Dataset:
↓↓↓

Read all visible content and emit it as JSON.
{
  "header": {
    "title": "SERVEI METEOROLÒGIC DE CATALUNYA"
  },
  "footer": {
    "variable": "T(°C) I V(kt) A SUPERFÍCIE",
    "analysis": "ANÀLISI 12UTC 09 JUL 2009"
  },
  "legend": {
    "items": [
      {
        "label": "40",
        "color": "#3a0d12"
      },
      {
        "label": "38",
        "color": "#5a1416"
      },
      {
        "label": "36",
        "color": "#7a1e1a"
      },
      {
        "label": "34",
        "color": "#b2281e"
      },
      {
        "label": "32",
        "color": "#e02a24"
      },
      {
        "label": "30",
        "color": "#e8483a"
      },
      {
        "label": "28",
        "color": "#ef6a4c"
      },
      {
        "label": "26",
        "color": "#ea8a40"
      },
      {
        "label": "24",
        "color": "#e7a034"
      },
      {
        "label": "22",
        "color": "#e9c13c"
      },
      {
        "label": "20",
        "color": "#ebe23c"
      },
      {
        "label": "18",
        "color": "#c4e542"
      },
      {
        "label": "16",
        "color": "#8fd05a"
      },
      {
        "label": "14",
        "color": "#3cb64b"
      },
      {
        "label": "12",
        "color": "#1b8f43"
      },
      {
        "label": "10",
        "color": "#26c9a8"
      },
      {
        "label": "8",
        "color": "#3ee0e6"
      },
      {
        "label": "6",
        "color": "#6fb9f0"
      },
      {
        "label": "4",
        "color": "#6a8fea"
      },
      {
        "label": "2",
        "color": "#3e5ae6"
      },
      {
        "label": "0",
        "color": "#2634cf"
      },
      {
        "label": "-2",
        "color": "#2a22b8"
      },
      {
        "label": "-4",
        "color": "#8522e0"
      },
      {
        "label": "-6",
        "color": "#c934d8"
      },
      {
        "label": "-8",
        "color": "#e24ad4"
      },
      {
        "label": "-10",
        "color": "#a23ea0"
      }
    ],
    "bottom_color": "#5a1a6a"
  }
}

↑↑↑

Extract all of the data above and output it character for character.

Expected answer:
Read all visible content and emit it as JSON.
{
  "header": {
    "title": "SERVEI METEOROLÒGIC DE CATALUNYA"
  },
  "footer": {
    "variable": "T(°C) I V(kt) A SUPERFÍCIE",
    "analysis": "ANÀLISI 12UTC 09 JUL 2009"
  },
  "legend": {
    "items": [
      {
        "label": "40",
        "color": "#3a0d12"
      },
      {
        "label": "38",
        "color": "#5a1416"
      },
      {
        "label": "36",
        "color": "#7a1e1a"
      },
      {
        "label": "34",
        "color": "#b2281e"
      },
      {
        "label": "32",
        "color": "#e02a24"
      },
      {
        "label": "30",
        "color": "#e8483a"
      },
      {
        "label": "28",
        "color": "#ef6a4c"
      },
      {
        "label": "26",
        "color": "#ea8a40"
      },
      {
        "label": "24",
        "color": "#e7a034"
      },
      {
        "label": "22",
        "color": "#e9c13c"
      },
      {
        "label": "20",
        "color": "#ebe23c"
      },
      {
        "label": "18",
        "color": "#c4e542"
      },
      {
        "label": "16",
        "color": "#8fd05a"
      },
      {
        "label": "14",
        "color": "#3cb64b"
      },
      {
        "label": "12",
        "color": "#1b8f43"
      },
      {
        "label": "10",
        "color": "#26c9a8"
      },
      {
        "label": "8",
        "color": "#3ee0e6"
      },
      {
        "label": "6",
        "color": "#6fb9f0"
      },
      {
        "label": "4",
        "color": "#6a8fea"
      },
      {
        "label": "2",
        "color": "#3e5ae6"
      },
      {
        "label": "0",
        "color": "#2634cf"
      },
      {
        "label": "-2",
        "color": "#2a22b8"
      },
      {
        "label": "-4",
        "color": "#8522e0"
      },
      {
        "label": "-6",
        "color": "#c934d8"
      },
      {
        "label": "-8",
        "color": "#e24ad4"
      },
      {
        "label": "-10",
        "color": "#a23ea0"
      }
    ],
    "bottom_color": "#5a1a6a"
  }
}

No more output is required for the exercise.